Data extracted from a collection:
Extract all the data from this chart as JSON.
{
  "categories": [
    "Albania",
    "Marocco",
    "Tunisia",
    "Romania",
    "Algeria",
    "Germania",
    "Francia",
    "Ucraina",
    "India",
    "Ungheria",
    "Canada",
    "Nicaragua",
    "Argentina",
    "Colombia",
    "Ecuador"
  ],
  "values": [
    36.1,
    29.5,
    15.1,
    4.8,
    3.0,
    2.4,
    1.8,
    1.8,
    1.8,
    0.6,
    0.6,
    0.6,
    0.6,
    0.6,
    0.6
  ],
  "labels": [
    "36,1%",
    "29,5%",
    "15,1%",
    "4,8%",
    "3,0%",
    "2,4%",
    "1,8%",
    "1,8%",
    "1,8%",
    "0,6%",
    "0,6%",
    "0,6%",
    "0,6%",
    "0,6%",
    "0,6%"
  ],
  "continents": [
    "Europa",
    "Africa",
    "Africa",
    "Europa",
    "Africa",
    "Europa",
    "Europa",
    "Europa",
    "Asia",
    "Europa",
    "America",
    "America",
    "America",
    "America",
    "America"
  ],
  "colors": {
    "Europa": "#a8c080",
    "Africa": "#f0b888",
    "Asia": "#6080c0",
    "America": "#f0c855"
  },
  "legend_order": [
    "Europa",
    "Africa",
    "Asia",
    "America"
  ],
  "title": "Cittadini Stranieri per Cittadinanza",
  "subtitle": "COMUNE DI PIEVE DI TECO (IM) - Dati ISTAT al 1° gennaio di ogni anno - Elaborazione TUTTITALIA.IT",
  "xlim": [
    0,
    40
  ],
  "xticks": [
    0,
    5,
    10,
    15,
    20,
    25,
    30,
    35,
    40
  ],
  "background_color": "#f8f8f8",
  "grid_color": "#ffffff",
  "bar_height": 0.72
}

* * *

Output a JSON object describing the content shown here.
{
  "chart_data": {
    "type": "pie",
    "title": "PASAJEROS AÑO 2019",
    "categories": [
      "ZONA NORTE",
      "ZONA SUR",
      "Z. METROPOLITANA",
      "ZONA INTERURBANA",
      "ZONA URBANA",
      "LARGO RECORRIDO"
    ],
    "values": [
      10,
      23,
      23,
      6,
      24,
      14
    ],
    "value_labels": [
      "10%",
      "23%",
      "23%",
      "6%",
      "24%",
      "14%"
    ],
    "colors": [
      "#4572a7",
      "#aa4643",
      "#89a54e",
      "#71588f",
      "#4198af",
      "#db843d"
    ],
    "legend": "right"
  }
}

◆ Task brief
Going through the entries above, tally each line that has the word "ZONA". Answer with the number only.

◆ Solution for this exercise
4